What you are asked to do: Filter these entries so that only lines with the word "this" remain.

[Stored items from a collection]
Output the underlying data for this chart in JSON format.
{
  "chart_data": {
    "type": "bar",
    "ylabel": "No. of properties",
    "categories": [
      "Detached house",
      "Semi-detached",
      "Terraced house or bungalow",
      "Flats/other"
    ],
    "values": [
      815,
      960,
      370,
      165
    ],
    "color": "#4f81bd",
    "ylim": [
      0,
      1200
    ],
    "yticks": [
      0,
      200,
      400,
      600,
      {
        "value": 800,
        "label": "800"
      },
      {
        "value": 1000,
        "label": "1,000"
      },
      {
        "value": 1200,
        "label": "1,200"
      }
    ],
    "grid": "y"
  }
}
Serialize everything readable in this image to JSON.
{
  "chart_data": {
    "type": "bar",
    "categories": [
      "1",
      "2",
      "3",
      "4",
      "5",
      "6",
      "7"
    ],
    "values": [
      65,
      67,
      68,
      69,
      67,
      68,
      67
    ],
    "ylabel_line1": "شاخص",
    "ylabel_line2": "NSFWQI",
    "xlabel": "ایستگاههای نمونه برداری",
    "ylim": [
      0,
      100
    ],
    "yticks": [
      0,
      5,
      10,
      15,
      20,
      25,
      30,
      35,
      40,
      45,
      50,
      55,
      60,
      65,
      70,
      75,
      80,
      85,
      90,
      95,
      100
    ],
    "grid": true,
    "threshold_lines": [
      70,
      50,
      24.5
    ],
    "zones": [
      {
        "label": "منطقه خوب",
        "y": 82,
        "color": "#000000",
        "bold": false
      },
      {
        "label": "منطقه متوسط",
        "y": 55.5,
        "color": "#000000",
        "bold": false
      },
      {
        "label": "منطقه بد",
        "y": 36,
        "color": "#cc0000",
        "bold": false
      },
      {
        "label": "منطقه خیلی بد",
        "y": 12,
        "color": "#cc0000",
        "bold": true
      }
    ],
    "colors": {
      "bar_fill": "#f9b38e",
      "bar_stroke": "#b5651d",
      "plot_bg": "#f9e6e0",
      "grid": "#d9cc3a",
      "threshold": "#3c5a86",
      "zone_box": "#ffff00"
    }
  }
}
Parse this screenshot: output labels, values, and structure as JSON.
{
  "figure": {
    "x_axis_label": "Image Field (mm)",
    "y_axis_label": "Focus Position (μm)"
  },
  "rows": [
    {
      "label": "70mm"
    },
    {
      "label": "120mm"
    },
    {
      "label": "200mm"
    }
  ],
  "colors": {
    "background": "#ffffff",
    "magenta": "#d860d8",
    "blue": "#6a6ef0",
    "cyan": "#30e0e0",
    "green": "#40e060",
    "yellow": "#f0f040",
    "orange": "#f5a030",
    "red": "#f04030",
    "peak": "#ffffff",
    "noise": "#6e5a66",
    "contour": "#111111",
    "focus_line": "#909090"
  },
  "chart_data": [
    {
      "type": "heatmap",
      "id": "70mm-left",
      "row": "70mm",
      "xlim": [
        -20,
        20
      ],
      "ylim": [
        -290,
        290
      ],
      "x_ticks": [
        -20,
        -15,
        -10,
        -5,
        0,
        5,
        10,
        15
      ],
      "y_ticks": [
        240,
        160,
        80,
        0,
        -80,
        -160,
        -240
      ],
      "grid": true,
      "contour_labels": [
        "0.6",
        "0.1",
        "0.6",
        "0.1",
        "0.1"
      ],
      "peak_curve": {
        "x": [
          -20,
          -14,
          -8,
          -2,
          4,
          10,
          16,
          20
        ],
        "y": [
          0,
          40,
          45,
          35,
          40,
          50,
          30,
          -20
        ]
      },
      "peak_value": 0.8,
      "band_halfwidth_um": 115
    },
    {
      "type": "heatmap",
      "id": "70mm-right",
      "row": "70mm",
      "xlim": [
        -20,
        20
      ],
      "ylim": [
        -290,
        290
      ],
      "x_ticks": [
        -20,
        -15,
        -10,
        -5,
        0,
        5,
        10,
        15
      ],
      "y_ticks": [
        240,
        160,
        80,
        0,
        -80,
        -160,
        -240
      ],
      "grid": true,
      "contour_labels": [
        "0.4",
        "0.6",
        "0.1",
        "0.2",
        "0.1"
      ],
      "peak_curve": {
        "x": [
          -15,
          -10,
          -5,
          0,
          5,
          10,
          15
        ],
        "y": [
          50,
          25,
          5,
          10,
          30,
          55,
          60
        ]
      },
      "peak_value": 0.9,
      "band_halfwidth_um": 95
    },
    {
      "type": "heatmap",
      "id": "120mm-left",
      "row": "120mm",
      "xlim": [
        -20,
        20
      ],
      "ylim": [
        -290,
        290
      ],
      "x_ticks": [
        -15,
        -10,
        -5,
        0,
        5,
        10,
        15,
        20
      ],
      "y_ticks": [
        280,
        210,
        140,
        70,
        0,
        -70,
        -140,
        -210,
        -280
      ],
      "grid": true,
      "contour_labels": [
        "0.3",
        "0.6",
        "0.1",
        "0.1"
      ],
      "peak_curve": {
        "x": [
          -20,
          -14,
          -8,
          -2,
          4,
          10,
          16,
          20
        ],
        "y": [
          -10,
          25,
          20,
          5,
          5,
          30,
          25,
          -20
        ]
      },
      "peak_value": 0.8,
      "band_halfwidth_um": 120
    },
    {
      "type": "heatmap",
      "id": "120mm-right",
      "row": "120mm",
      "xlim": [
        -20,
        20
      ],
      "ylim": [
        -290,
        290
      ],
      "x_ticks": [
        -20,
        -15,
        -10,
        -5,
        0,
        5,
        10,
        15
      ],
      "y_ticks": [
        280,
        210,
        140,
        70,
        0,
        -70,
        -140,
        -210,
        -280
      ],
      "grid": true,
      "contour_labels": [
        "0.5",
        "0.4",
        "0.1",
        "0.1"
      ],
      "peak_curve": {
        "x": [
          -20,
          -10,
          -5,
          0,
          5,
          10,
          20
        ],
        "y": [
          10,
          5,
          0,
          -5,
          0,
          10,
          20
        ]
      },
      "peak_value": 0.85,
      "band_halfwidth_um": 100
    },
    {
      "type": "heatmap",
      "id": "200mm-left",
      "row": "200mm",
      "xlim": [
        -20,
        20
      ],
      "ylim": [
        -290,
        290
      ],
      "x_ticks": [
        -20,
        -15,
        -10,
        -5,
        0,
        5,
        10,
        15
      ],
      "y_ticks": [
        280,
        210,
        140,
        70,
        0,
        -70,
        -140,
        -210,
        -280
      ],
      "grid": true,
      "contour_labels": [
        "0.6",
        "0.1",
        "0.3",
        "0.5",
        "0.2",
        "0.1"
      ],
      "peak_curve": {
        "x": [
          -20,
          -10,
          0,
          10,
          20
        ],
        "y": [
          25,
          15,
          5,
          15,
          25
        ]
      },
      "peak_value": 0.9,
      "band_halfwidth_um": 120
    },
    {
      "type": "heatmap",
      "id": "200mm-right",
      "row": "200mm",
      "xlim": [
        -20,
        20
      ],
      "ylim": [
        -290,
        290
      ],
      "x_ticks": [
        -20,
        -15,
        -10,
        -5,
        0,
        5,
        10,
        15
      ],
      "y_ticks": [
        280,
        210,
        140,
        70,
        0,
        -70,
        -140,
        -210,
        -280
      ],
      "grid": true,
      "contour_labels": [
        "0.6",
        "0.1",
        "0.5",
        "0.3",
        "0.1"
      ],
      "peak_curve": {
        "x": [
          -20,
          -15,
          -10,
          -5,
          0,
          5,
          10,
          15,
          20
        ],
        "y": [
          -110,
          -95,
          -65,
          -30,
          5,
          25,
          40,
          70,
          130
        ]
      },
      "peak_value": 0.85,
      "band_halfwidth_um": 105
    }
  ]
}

The response:
Output the underlying data for this chart in JSON format.
Serialize everything readable in this image to JSON.
Parse this screenshot: output labels, values, and structure as JSON.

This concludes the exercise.